» **The data**:
** start **

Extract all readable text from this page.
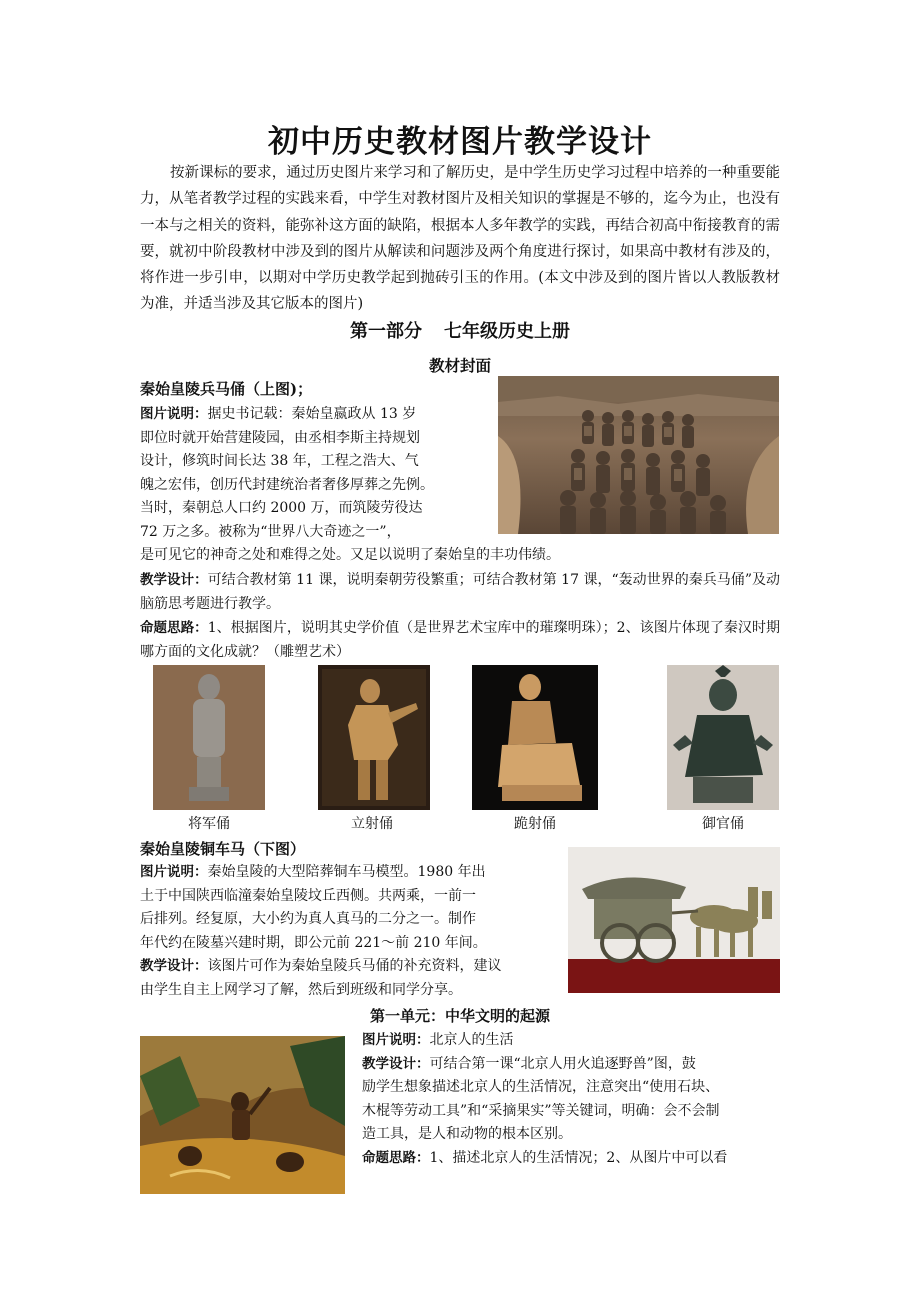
初中历史教材图片教学设计
按新课标的要求，通过历史图片来学习和了解历史，是中学生历史学习过程中培养的一种重要能力，从笔者教学过程的实践来看，中学生对教材图片及相关知识的掌握是不够的，迄今为止，也没有一本与之相关的资料，能弥补这方面的缺陷，根据本人多年教学的实践，再结合初高中衔接教育的需要，就初中阶段教材中涉及到的图片从解读和问题涉及两个角度进行探讨，如果高中教材有涉及的，将作进一步引申，以期对中学历史教学起到抛砖引玉的作用。(本文中涉及到的图片皆以人教版教材为准，并适当涉及其它版本的图片)
第一部分 七年级历史上册
教材封面
秦始皇陵兵马俑（上图)；
图片说明：据史书记载：秦始皇嬴政从 13 岁
即位时就开始营建陵园，由丞相李斯主持规划
设计，修筑时间长达 38 年，工程之浩大、气
魄之宏伟，创历代封建统治者奢侈厚葬之先例。
当时，秦朝总人口约 2000 万，而筑陵劳役达
72 万之多。被称为“世界八大奇迹之一”，
是可见它的神奇之处和难得之处。又足以说明了秦始皇的丰功伟绩。
教学设计：可结合教材第 11 课，说明秦朝劳役繁重；可结合教材第 17 课，“轰动世界的秦兵马俑”及动脑筋思考题进行教学。
命题思路：1、根据图片，说明其史学价值（是世界艺术宝库中的璀璨明珠）；2、该图片体现了秦汉时期哪方面的文化成就？（雕塑艺术）
将军俑	立射俑	跪射俑	御官俑
秦始皇陵铜车马（下图）
图片说明：秦始皇陵的大型陪葬铜车马模型。1980 年出
土于中国陕西临潼秦始皇陵坟丘西侧。共两乘，一前一
后排列。经复原，大小约为真人真马的二分之一。制作
年代约在陵墓兴建时期，即公元前 221～前 210 年间。
教学设计：该图片可作为秦始皇陵兵马俑的补充资料，建议
由学生自主上网学习了解，然后到班级和同学分享。
第一单元：中华文明的起源
图片说明：北京人的生活
教学设计：可结合第一课“北京人用火追逐野兽”图，鼓
励学生想象描述北京人的生活情况，注意突出“使用石块、
木棍等劳动工具”和“采摘果实”等关键词，明确：会不会制
造工具，是人和动物的根本区别。
命题思路：1、描述北京人的生活情况；2、从图片中可以看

** end **

» **Stated goal**:
Each line that has the word "图片说明" should be copied.

» **Solution**:
图片说明：据史书记载：秦始皇嬴政从 13 岁
图片说明：秦始皇陵的大型陪葬铜车马模型。1980 年出
图片说明：北京人的生活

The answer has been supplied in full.